▶ DATASET ROWS
----------
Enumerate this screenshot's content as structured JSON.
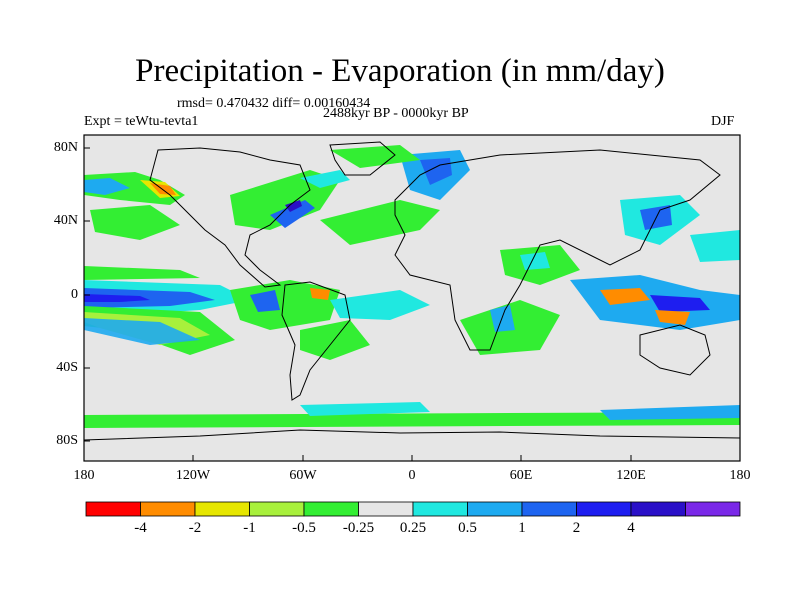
{
  "title": "Precipitation - Evaporation (in mm/day)",
  "stats": "rmsd= 0.470432 diff= 0.00160434",
  "period": "2488kyr BP - 0000kyr BP",
  "experiment": "Expt = teWtu-tevta1",
  "season": "DJF",
  "lat_labels": [
    "80N",
    "40N",
    "0",
    "40S",
    "80S"
  ],
  "lon_labels": [
    "180",
    "120W",
    "60W",
    "0",
    "60E",
    "120E",
    "180"
  ],
  "colorbar": {
    "colors": [
      "#ff0000",
      "#ff8c00",
      "#e6e600",
      "#a8f03c",
      "#33ee33",
      "#e6e6e6",
      "#20e8e0",
      "#1eaaf0",
      "#1e64f0",
      "#1e1ef0",
      "#2a10c8",
      "#7a28e8"
    ],
    "labels": [
      "-4",
      "-2",
      "-1",
      "-0.5",
      "-0.25",
      "0.25",
      "0.5",
      "1",
      "2",
      "4"
    ]
  },
  "palette": {
    "land_ocean_background": "#e6e6e6",
    "coastline": "#000000"
  }
}
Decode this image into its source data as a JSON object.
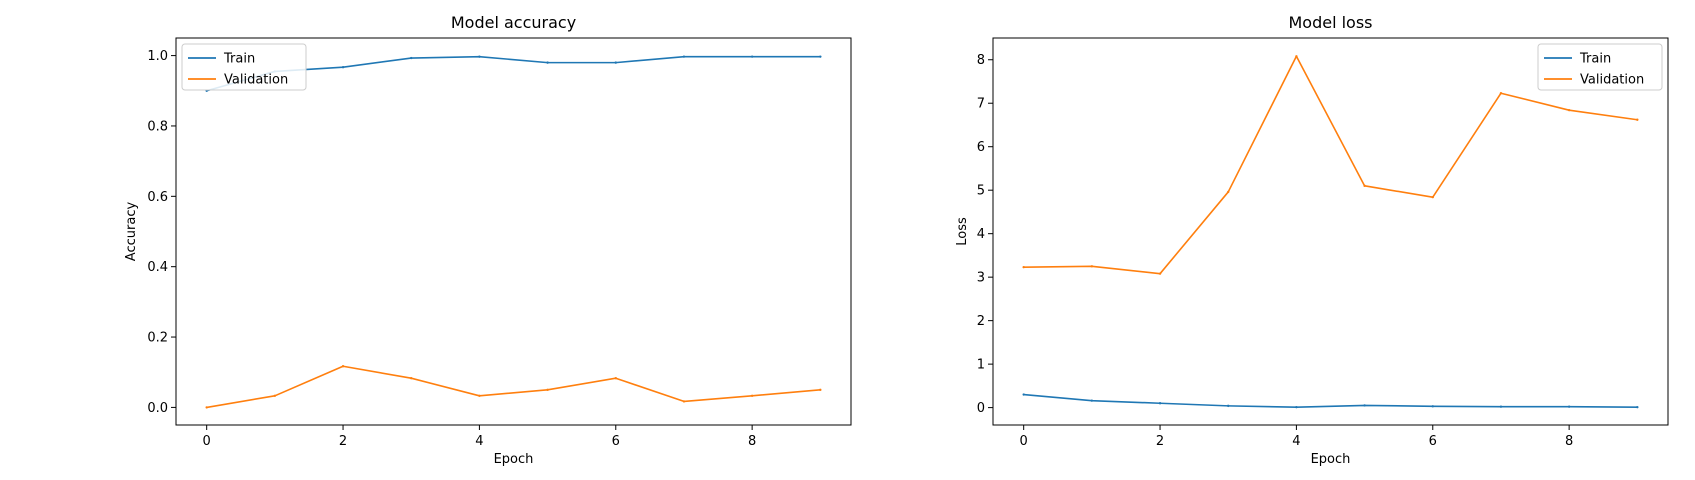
{
  "colors": {
    "train": "#1f77b4",
    "validation": "#ff7f0e",
    "axis": "#000000",
    "background": "#ffffff"
  },
  "chart_data": [
    {
      "type": "line",
      "title": "Model accuracy",
      "xlabel": "Epoch",
      "ylabel": "Accuracy",
      "xlim": [
        -0.45,
        9.45
      ],
      "ylim": [
        -0.05,
        1.05
      ],
      "xticks": [
        0,
        2,
        4,
        6,
        8
      ],
      "xtick_labels": [
        "0",
        "2",
        "4",
        "6",
        "8"
      ],
      "yticks": [
        0.0,
        0.2,
        0.4,
        0.6,
        0.8,
        1.0
      ],
      "ytick_labels": [
        "0.0",
        "0.2",
        "0.4",
        "0.6",
        "0.8",
        "1.0"
      ],
      "legend": "upper left",
      "x": [
        0,
        1,
        2,
        3,
        4,
        5,
        6,
        7,
        8,
        9
      ],
      "series": [
        {
          "name": "Train",
          "color": "#1f77b4",
          "values": [
            0.9,
            0.955,
            0.967,
            0.993,
            0.997,
            0.98,
            0.98,
            0.997,
            0.997,
            0.997
          ]
        },
        {
          "name": "Validation",
          "color": "#ff7f0e",
          "values": [
            0.0,
            0.033,
            0.117,
            0.083,
            0.033,
            0.05,
            0.083,
            0.017,
            0.033,
            0.05
          ]
        }
      ]
    },
    {
      "type": "line",
      "title": "Model loss",
      "xlabel": "Epoch",
      "ylabel": "Loss",
      "xlim": [
        -0.45,
        9.45
      ],
      "ylim": [
        -0.4,
        8.5
      ],
      "xticks": [
        0,
        2,
        4,
        6,
        8
      ],
      "xtick_labels": [
        "0",
        "2",
        "4",
        "6",
        "8"
      ],
      "yticks": [
        0,
        1,
        2,
        3,
        4,
        5,
        6,
        7,
        8
      ],
      "ytick_labels": [
        "0",
        "1",
        "2",
        "3",
        "4",
        "5",
        "6",
        "7",
        "8"
      ],
      "legend": "upper right",
      "x": [
        0,
        1,
        2,
        3,
        4,
        5,
        6,
        7,
        8,
        9
      ],
      "series": [
        {
          "name": "Train",
          "color": "#1f77b4",
          "values": [
            0.3,
            0.16,
            0.1,
            0.04,
            0.01,
            0.05,
            0.03,
            0.02,
            0.02,
            0.01
          ]
        },
        {
          "name": "Validation",
          "color": "#ff7f0e",
          "values": [
            3.23,
            3.25,
            3.08,
            4.96,
            8.08,
            5.1,
            4.84,
            7.23,
            6.84,
            6.62
          ]
        }
      ]
    }
  ]
}
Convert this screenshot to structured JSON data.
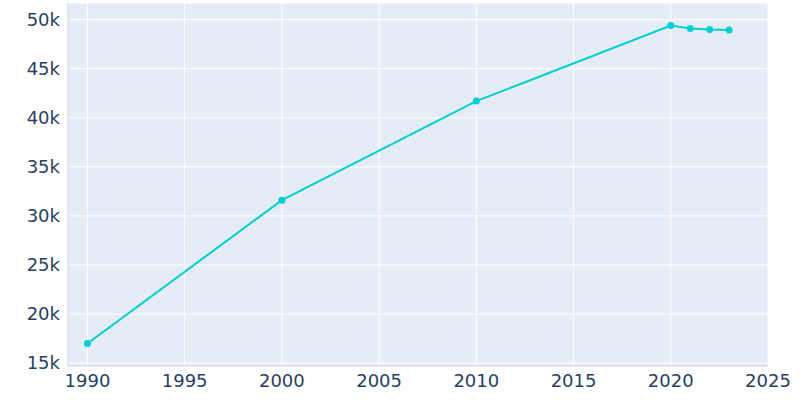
----------
Repeat the listing verbatim. Skip the pictures.

Enumerate this screenshot's content as structured JSON.
{
  "title": "Precipitation - Evaporation (in mm/day)",
  "stats": "rmsd= 0.470432 diff= 0.00160434",
  "period": "2488kyr BP - 0000kyr BP",
  "experiment": "Expt = teWtu-tevta1",
  "season": "DJF",
  "lat_labels": [
    "80N",
    "40N",
    "0",
    "40S",
    "80S"
  ],
  "lon_labels": [
    "180",
    "120W",
    "60W",
    "0",
    "60E",
    "120E",
    "180"
  ],
  "colorbar": {
    "colors": [
      "#ff0000",
      "#ff8c00",
      "#e6e600",
      "#a8f03c",
      "#33ee33",
      "#e6e6e6",
      "#20e8e0",
      "#1eaaf0",
      "#1e64f0",
      "#1e1ef0",
      "#2a10c8",
      "#7a28e8"
    ],
    "labels": [
      "-4",
      "-2",
      "-1",
      "-0.5",
      "-0.25",
      "0.25",
      "0.5",
      "1",
      "2",
      "4"
    ]
  },
  "palette": {
    "land_ocean_background": "#e6e6e6",
    "coastline": "#000000"
  }
}
Decode this image into its source data as a JSON object.
{
  "colors": {
    "train": "#1f77b4",
    "validation": "#ff7f0e",
    "axis": "#000000",
    "background": "#ffffff"
  },
  "chart_data": [
    {
      "type": "line",
      "title": "Model accuracy",
      "xlabel": "Epoch",
      "ylabel": "Accuracy",
      "xlim": [
        -0.45,
        9.45
      ],
      "ylim": [
        -0.05,
        1.05
      ],
      "xticks": [
        0,
        2,
        4,
        6,
        8
      ],
      "xtick_labels": [
        "0",
        "2",
        "4",
        "6",
        "8"
      ],
      "yticks": [
        0.0,
        0.2,
        0.4,
        0.6,
        0.8,
        1.0
      ],
      "ytick_labels": [
        "0.0",
        "0.2",
        "0.4",
        "0.6",
        "0.8",
        "1.0"
      ],
      "legend": "upper left",
      "x": [
        0,
        1,
        2,
        3,
        4,
        5,
        6,
        7,
        8,
        9
      ],
      "series": [
        {
          "name": "Train",
          "color": "#1f77b4",
          "values": [
            0.9,
            0.955,
            0.967,
            0.993,
            0.997,
            0.98,
            0.98,
            0.997,
            0.997,
            0.997
          ]
        },
        {
          "name": "Validation",
          "color": "#ff7f0e",
          "values": [
            0.0,
            0.033,
            0.117,
            0.083,
            0.033,
            0.05,
            0.083,
            0.017,
            0.033,
            0.05
          ]
        }
      ]
    },
    {
      "type": "line",
      "title": "Model loss",
      "xlabel": "Epoch",
      "ylabel": "Loss",
      "xlim": [
        -0.45,
        9.45
      ],
      "ylim": [
        -0.4,
        8.5
      ],
      "xticks": [
        0,
        2,
        4,
        6,
        8
      ],
      "xtick_labels": [
        "0",
        "2",
        "4",
        "6",
        "8"
      ],
      "yticks": [
        0,
        1,
        2,
        3,
        4,
        5,
        6,
        7,
        8
      ],
      "ytick_labels": [
        "0",
        "1",
        "2",
        "3",
        "4",
        "5",
        "6",
        "7",
        "8"
      ],
      "legend": "upper right",
      "x": [
        0,
        1,
        2,
        3,
        4,
        5,
        6,
        7,
        8,
        9
      ],
      "series": [
        {
          "name": "Train",
          "color": "#1f77b4",
          "values": [
            0.3,
            0.16,
            0.1,
            0.04,
            0.01,
            0.05,
            0.03,
            0.02,
            0.02,
            0.01
          ]
        },
        {
          "name": "Validation",
          "color": "#ff7f0e",
          "values": [
            3.23,
            3.25,
            3.08,
            4.96,
            8.08,
            5.1,
            4.84,
            7.23,
            6.84,
            6.62
          ]
        }
      ]
    }
  ]
}
Convert this screenshot to structured JSON data.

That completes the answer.